## start Data shown

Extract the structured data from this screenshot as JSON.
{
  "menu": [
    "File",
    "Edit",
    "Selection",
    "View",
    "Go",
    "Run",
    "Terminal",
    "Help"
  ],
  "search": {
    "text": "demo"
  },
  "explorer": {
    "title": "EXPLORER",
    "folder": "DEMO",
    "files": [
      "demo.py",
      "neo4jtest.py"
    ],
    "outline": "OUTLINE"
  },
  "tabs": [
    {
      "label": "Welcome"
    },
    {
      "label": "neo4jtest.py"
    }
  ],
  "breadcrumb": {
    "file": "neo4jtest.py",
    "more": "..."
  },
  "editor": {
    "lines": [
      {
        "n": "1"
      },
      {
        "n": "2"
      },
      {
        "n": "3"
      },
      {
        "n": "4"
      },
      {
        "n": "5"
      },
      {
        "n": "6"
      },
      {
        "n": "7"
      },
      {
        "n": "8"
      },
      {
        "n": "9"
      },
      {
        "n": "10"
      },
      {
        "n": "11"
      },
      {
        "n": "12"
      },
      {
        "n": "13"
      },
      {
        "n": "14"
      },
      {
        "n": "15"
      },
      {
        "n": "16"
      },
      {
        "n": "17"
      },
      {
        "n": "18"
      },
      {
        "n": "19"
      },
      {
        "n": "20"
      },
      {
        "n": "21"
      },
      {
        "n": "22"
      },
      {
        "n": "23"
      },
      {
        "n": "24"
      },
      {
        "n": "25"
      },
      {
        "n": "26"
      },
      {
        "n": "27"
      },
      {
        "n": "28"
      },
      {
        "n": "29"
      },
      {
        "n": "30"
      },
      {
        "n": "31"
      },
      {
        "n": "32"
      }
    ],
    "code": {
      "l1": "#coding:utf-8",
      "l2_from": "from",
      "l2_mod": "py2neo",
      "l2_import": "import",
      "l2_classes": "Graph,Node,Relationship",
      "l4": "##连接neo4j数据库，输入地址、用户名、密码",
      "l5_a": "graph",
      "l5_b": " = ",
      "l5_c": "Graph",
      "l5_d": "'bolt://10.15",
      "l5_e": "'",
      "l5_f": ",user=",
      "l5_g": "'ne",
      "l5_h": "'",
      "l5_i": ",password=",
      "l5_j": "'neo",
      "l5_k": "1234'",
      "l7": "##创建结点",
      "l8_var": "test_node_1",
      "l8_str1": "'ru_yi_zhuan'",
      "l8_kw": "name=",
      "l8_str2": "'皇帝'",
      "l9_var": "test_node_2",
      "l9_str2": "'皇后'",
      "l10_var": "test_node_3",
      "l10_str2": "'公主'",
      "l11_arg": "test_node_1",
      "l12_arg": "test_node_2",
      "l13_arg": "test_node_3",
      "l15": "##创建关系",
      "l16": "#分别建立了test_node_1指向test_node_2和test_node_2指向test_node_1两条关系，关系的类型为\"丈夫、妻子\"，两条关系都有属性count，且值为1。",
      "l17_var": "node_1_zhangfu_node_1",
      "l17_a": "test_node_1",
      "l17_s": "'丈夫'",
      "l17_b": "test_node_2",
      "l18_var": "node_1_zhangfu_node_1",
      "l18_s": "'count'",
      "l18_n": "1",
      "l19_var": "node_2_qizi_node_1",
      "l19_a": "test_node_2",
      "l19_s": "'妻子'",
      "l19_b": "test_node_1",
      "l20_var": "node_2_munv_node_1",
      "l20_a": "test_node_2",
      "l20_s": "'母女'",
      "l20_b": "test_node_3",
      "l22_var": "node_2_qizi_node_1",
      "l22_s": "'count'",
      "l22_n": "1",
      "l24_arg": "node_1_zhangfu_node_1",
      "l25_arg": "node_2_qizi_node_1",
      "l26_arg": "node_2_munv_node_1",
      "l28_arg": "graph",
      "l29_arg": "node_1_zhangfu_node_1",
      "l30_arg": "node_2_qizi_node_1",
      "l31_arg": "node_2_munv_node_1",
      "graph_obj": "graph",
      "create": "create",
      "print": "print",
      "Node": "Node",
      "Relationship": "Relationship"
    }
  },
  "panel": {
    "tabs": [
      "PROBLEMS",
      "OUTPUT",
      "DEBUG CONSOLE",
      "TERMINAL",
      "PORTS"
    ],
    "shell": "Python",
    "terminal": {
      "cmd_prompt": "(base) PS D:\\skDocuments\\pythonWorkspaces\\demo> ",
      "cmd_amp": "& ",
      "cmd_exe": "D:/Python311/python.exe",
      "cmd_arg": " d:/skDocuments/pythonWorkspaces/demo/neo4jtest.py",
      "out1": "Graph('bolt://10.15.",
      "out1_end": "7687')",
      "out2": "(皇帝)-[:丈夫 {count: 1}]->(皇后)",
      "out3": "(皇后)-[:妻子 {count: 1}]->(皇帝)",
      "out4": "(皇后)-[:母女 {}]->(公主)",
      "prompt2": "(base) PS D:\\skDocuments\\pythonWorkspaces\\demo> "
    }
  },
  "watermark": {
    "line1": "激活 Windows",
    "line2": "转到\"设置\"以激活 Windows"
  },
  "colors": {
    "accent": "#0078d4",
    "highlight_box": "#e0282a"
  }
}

## end Data shown

= Written instruction =
Using the listing above, show each line holding the string "skDocuments".

= Result below =
      "cmd_prompt": "(base) PS D:\\skDocuments\\pythonWorkspaces\\demo> ",
      "cmd_arg": " d:/skDocuments/pythonWorkspaces/demo/neo4jtest.py",
      "prompt2": "(base) PS D:\\skDocuments\\pythonWorkspaces\\demo> "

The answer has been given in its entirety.